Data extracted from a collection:
|---|
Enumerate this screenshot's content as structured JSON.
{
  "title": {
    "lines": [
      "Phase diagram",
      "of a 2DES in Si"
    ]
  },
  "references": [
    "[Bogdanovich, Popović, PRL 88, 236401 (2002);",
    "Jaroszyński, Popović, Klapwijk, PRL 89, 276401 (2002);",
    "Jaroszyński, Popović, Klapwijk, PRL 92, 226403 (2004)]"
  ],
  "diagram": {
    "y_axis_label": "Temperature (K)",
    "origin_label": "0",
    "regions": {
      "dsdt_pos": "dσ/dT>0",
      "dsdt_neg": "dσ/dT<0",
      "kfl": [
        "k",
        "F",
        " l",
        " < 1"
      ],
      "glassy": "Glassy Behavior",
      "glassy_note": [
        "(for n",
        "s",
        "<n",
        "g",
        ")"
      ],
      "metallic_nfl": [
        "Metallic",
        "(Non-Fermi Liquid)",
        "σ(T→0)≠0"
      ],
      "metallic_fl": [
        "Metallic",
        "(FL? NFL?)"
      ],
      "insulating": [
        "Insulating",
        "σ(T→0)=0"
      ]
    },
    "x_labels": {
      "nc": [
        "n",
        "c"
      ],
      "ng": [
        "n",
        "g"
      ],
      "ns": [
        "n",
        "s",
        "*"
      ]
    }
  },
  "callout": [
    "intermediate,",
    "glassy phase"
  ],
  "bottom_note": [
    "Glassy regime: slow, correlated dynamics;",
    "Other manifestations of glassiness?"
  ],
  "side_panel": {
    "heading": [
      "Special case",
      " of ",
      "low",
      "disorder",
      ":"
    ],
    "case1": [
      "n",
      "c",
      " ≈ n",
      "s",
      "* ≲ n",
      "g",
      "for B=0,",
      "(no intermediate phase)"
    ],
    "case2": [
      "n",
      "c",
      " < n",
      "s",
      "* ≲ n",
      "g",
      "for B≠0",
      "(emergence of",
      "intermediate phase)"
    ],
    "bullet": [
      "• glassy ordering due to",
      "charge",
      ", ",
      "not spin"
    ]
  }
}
|---|
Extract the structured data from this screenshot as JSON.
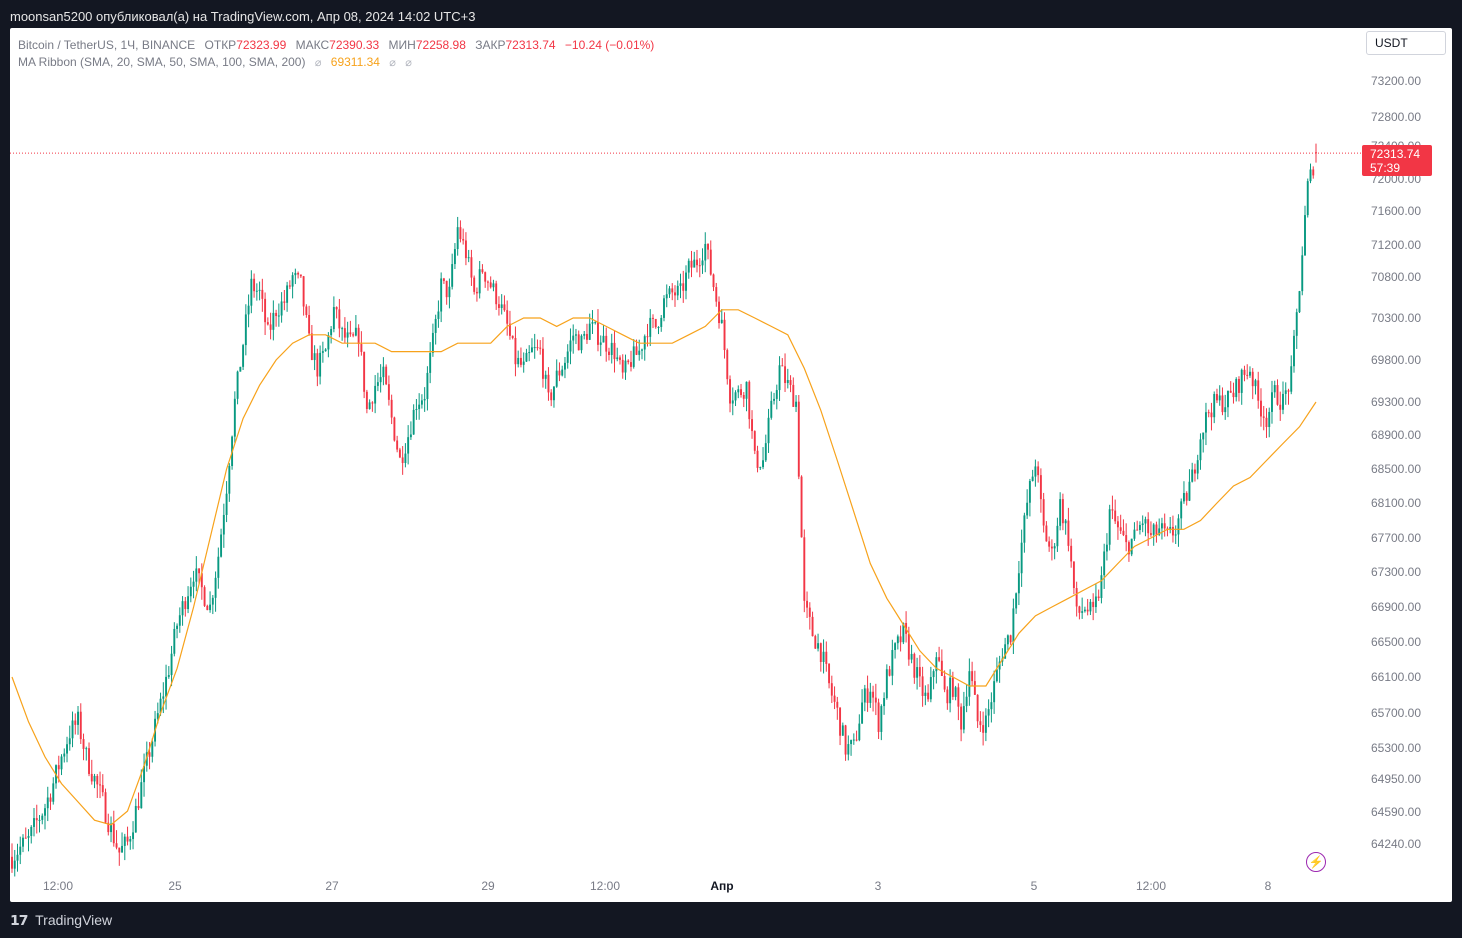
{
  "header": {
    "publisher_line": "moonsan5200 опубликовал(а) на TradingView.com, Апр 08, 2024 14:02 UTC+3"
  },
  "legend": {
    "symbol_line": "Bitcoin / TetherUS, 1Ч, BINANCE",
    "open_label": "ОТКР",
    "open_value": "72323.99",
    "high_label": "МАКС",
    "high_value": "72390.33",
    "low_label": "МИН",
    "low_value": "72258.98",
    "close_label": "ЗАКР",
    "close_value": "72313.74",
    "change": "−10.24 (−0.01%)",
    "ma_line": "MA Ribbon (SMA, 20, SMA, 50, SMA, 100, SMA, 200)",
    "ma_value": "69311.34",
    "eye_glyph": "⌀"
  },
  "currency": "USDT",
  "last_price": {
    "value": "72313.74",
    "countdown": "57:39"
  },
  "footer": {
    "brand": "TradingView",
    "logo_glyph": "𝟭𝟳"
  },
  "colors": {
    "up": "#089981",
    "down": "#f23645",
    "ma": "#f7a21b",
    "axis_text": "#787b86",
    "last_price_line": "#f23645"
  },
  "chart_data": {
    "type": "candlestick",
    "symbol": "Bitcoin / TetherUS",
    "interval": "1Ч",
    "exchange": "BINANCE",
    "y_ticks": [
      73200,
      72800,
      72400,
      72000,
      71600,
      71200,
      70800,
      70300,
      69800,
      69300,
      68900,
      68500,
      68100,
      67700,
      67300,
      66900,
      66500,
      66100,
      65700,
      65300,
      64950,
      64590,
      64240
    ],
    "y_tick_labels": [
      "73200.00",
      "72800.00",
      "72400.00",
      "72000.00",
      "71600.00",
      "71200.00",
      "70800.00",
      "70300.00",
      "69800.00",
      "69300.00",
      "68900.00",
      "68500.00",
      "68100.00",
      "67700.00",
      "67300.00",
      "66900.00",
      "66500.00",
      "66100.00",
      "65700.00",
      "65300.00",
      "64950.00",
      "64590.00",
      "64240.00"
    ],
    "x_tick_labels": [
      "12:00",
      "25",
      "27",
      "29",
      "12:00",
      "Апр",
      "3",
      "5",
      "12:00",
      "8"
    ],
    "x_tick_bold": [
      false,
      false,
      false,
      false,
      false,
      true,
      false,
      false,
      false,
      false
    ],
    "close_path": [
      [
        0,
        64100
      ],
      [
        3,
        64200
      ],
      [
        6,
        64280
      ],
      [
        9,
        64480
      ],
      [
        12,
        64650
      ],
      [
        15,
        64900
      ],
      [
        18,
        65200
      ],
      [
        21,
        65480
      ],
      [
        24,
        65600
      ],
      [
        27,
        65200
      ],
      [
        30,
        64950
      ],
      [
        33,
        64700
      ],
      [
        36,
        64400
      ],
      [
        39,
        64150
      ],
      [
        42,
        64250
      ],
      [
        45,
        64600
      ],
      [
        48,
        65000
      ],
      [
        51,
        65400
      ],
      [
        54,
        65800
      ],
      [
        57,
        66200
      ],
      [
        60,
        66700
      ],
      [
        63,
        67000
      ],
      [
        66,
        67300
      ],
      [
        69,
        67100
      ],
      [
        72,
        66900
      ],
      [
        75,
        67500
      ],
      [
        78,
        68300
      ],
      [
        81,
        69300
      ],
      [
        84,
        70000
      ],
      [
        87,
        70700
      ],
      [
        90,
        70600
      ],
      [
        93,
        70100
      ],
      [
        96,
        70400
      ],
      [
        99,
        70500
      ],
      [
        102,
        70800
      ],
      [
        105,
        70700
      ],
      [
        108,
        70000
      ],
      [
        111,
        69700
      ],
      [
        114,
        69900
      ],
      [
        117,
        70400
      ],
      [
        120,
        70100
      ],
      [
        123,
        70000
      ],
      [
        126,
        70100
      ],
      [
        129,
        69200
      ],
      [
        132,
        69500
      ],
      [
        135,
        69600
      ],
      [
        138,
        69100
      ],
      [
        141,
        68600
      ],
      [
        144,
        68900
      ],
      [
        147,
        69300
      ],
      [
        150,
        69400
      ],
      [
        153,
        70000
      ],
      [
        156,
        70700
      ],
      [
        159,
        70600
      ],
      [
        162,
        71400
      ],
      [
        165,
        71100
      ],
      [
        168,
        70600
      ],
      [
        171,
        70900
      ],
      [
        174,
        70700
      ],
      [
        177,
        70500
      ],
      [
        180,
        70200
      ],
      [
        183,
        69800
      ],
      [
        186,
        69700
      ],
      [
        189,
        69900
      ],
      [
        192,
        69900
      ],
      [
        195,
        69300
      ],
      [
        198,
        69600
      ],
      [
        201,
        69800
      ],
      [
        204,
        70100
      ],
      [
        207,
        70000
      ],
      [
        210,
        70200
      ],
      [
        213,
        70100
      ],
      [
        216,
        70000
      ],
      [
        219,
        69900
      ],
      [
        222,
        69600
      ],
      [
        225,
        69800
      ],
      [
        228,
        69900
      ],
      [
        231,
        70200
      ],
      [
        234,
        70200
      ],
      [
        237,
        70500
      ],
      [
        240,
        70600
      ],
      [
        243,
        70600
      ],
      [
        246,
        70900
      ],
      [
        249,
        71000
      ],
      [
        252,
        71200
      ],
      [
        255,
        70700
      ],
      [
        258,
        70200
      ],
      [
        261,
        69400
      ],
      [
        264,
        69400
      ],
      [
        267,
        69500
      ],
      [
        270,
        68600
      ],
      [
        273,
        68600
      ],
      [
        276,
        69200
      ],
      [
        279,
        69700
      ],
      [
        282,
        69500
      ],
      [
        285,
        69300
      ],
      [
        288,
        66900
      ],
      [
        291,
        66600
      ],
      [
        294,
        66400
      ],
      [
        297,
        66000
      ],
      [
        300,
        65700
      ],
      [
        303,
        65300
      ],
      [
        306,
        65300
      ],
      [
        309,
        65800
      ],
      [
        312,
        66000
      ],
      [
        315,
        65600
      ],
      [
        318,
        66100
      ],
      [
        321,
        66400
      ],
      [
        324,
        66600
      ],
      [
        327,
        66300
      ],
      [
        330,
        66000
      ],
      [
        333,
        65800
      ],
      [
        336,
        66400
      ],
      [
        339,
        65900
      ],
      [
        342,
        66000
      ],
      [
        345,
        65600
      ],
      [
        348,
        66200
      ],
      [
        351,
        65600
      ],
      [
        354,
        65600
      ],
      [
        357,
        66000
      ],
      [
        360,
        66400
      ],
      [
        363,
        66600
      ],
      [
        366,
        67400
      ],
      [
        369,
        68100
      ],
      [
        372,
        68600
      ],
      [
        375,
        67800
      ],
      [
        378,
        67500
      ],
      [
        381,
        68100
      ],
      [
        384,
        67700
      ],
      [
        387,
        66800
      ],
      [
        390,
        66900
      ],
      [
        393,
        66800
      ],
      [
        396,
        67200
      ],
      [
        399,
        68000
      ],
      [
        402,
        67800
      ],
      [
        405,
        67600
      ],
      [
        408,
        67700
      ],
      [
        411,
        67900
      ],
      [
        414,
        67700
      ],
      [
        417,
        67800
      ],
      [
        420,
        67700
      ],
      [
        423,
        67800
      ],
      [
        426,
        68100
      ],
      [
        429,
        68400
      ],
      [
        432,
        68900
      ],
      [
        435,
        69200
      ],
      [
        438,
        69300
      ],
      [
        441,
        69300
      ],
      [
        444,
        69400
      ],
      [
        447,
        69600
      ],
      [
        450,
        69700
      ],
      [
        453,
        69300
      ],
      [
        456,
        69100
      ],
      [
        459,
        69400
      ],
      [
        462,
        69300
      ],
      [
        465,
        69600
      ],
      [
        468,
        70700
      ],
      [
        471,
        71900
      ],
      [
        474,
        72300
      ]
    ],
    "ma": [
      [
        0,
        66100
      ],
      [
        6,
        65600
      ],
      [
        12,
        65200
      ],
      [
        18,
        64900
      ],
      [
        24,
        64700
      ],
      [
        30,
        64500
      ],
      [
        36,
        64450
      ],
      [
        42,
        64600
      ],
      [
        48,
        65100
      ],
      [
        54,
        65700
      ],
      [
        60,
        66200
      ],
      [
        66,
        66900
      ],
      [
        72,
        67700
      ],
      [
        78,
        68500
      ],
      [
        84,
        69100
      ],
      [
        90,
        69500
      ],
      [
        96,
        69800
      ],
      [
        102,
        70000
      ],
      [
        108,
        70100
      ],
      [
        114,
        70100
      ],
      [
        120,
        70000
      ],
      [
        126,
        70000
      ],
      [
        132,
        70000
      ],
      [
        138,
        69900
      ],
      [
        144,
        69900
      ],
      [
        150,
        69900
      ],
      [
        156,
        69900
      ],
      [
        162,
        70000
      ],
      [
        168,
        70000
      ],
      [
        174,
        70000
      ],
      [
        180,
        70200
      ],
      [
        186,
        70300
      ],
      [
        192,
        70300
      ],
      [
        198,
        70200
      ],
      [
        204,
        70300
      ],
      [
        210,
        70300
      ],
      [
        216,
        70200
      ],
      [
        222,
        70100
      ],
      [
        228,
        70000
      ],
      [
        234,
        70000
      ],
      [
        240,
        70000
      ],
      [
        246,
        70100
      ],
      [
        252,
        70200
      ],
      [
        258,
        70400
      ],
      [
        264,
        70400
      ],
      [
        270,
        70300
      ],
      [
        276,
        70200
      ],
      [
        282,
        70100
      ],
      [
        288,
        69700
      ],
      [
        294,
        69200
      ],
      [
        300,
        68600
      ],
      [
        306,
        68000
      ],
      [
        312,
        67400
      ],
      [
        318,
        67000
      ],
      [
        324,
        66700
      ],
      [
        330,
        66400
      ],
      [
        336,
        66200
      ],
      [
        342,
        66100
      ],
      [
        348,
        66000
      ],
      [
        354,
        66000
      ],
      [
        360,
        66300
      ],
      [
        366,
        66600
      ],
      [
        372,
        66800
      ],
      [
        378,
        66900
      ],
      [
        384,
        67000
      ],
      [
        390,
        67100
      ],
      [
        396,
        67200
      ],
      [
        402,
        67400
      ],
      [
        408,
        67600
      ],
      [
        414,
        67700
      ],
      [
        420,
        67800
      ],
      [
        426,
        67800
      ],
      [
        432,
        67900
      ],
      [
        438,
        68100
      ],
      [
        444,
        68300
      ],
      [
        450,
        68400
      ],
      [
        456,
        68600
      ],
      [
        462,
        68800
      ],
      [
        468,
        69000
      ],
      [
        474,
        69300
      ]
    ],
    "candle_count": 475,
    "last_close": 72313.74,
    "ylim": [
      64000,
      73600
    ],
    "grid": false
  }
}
|---|
Using the records above, copy every line that has the word "intermediate" in it.

▶ [Result for this exercise]
    "intermediate,",
      "(no intermediate phase)"
      "intermediate phase)"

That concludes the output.